_EXERCISE AIM_
All of the material below is to be retyped exactly.

_SOURCE RECORDS_
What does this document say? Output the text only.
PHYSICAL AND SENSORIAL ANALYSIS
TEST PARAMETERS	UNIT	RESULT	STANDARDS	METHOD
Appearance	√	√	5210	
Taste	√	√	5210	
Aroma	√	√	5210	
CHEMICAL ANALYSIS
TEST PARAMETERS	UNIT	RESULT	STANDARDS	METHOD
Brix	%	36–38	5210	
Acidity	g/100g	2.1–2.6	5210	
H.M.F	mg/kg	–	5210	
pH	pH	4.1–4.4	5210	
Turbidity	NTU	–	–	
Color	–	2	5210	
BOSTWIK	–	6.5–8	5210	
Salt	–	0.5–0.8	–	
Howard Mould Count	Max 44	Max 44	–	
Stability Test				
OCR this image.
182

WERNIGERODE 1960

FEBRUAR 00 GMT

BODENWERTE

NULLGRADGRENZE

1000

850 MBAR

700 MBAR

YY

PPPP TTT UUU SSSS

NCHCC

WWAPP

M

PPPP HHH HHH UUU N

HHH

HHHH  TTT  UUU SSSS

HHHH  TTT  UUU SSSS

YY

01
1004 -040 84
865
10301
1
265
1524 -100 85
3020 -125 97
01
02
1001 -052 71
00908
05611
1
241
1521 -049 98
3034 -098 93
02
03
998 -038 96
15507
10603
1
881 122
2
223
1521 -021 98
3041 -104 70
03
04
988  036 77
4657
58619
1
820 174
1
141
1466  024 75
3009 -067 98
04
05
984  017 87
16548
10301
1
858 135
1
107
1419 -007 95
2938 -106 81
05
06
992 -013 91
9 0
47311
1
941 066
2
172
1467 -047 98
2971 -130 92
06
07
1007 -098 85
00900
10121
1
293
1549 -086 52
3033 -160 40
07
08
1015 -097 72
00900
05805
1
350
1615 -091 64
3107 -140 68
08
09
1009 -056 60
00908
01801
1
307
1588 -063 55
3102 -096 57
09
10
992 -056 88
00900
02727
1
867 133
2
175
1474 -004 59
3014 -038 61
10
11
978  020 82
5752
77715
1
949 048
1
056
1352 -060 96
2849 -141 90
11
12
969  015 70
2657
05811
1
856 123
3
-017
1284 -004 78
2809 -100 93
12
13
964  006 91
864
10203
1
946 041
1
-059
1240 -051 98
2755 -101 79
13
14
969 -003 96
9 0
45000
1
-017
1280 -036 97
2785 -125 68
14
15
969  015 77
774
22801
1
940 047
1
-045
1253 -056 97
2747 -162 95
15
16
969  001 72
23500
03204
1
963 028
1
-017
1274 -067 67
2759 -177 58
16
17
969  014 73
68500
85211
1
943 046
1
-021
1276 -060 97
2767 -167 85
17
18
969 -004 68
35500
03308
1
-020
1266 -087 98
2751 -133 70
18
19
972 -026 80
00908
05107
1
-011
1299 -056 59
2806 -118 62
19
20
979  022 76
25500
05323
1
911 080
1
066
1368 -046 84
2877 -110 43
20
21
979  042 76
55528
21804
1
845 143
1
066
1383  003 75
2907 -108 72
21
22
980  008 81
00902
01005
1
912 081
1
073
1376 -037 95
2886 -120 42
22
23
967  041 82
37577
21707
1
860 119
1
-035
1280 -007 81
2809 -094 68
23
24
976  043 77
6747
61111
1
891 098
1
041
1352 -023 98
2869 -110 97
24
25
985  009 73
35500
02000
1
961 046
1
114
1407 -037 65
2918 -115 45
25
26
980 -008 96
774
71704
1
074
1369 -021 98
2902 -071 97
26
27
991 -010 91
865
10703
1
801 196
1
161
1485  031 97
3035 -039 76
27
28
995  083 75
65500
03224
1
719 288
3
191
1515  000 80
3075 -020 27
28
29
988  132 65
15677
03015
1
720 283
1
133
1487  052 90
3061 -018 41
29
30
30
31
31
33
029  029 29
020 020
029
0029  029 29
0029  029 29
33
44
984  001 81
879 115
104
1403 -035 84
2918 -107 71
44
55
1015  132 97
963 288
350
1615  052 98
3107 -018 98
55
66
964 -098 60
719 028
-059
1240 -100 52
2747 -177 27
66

_FULL OUTPUT_
What does this document say? Output the text only.
PHYSICAL AND SENSORIAL ANALYSIS
TEST PARAMETERS	UNIT	RESULT	STANDARDS	METHOD
Appearance	√	√	5210	
Taste	√	√	5210	
Aroma	√	√	5210	
CHEMICAL ANALYSIS
TEST PARAMETERS	UNIT	RESULT	STANDARDS	METHOD
Brix	%	36–38	5210	
Acidity	g/100g	2.1–2.6	5210	
H.M.F	mg/kg	–	5210	
pH	pH	4.1–4.4	5210	
Turbidity	NTU	–	–	
Color	–	2	5210	
BOSTWIK	–	6.5–8	5210	
Salt	–	0.5–0.8	–	
Howard Mould Count	Max 44	Max 44	–	
Stability Test				
OCR this image.
182

WERNIGERODE 1960

FEBRUAR 00 GMT

BODENWERTE

NULLGRADGRENZE

1000

850 MBAR

700 MBAR

YY

PPPP TTT UUU SSSS

NCHCC

WWAPP

M

PPPP HHH HHH UUU N

HHH

HHHH  TTT  UUU SSSS

HHHH  TTT  UUU SSSS

YY

01
1004 -040 84
865
10301
1
265
1524 -100 85
3020 -125 97
01
02
1001 -052 71
00908
05611
1
241
1521 -049 98
3034 -098 93
02
03
998 -038 96
15507
10603
1
881 122
2
223
1521 -021 98
3041 -104 70
03
04
988  036 77
4657
58619
1
820 174
1
141
1466  024 75
3009 -067 98
04
05
984  017 87
16548
10301
1
858 135
1
107
1419 -007 95
2938 -106 81
05
06
992 -013 91
9 0
47311
1
941 066
2
172
1467 -047 98
2971 -130 92
06
07
1007 -098 85
00900
10121
1
293
1549 -086 52
3033 -160 40
07
08
1015 -097 72
00900
05805
1
350
1615 -091 64
3107 -140 68
08
09
1009 -056 60
00908
01801
1
307
1588 -063 55
3102 -096 57
09
10
992 -056 88
00900
02727
1
867 133
2
175
1474 -004 59
3014 -038 61
10
11
978  020 82
5752
77715
1
949 048
1
056
1352 -060 96
2849 -141 90
11
12
969  015 70
2657
05811
1
856 123
3
-017
1284 -004 78
2809 -100 93
12
13
964  006 91
864
10203
1
946 041
1
-059
1240 -051 98
2755 -101 79
13
14
969 -003 96
9 0
45000
1
-017
1280 -036 97
2785 -125 68
14
15
969  015 77
774
22801
1
940 047
1
-045
1253 -056 97
2747 -162 95
15
16
969  001 72
23500
03204
1
963 028
1
-017
1274 -067 67
2759 -177 58
16
17
969  014 73
68500
85211
1
943 046
1
-021
1276 -060 97
2767 -167 85
17
18
969 -004 68
35500
03308
1
-020
1266 -087 98
2751 -133 70
18
19
972 -026 80
00908
05107
1
-011
1299 -056 59
2806 -118 62
19
20
979  022 76
25500
05323
1
911 080
1
066
1368 -046 84
2877 -110 43
20
21
979  042 76
55528
21804
1
845 143
1
066
1383  003 75
2907 -108 72
21
22
980  008 81
00902
01005
1
912 081
1
073
1376 -037 95
2886 -120 42
22
23
967  041 82
37577
21707
1
860 119
1
-035
1280 -007 81
2809 -094 68
23
24
976  043 77
6747
61111
1
891 098
1
041
1352 -023 98
2869 -110 97
24
25
985  009 73
35500
02000
1
961 046
1
114
1407 -037 65
2918 -115 45
25
26
980 -008 96
774
71704
1
074
1369 -021 98
2902 -071 97
26
27
991 -010 91
865
10703
1
801 196
1
161
1485  031 97
3035 -039 76
27
28
995  083 75
65500
03224
1
719 288
3
191
1515  000 80
3075 -020 27
28
29
988  132 65
15677
03015
1
720 283
1
133
1487  052 90
3061 -018 41
29
30
30
31
31
33
029  029 29
020 020
029
0029  029 29
0029  029 29
33
44
984  001 81
879 115
104
1403 -035 84
2918 -107 71
44
55
1015  132 97
963 288
350
1615  052 98
3107 -018 98
55
66
964 -098 60
719 028
-059
1240 -100 52
2747 -177 27
66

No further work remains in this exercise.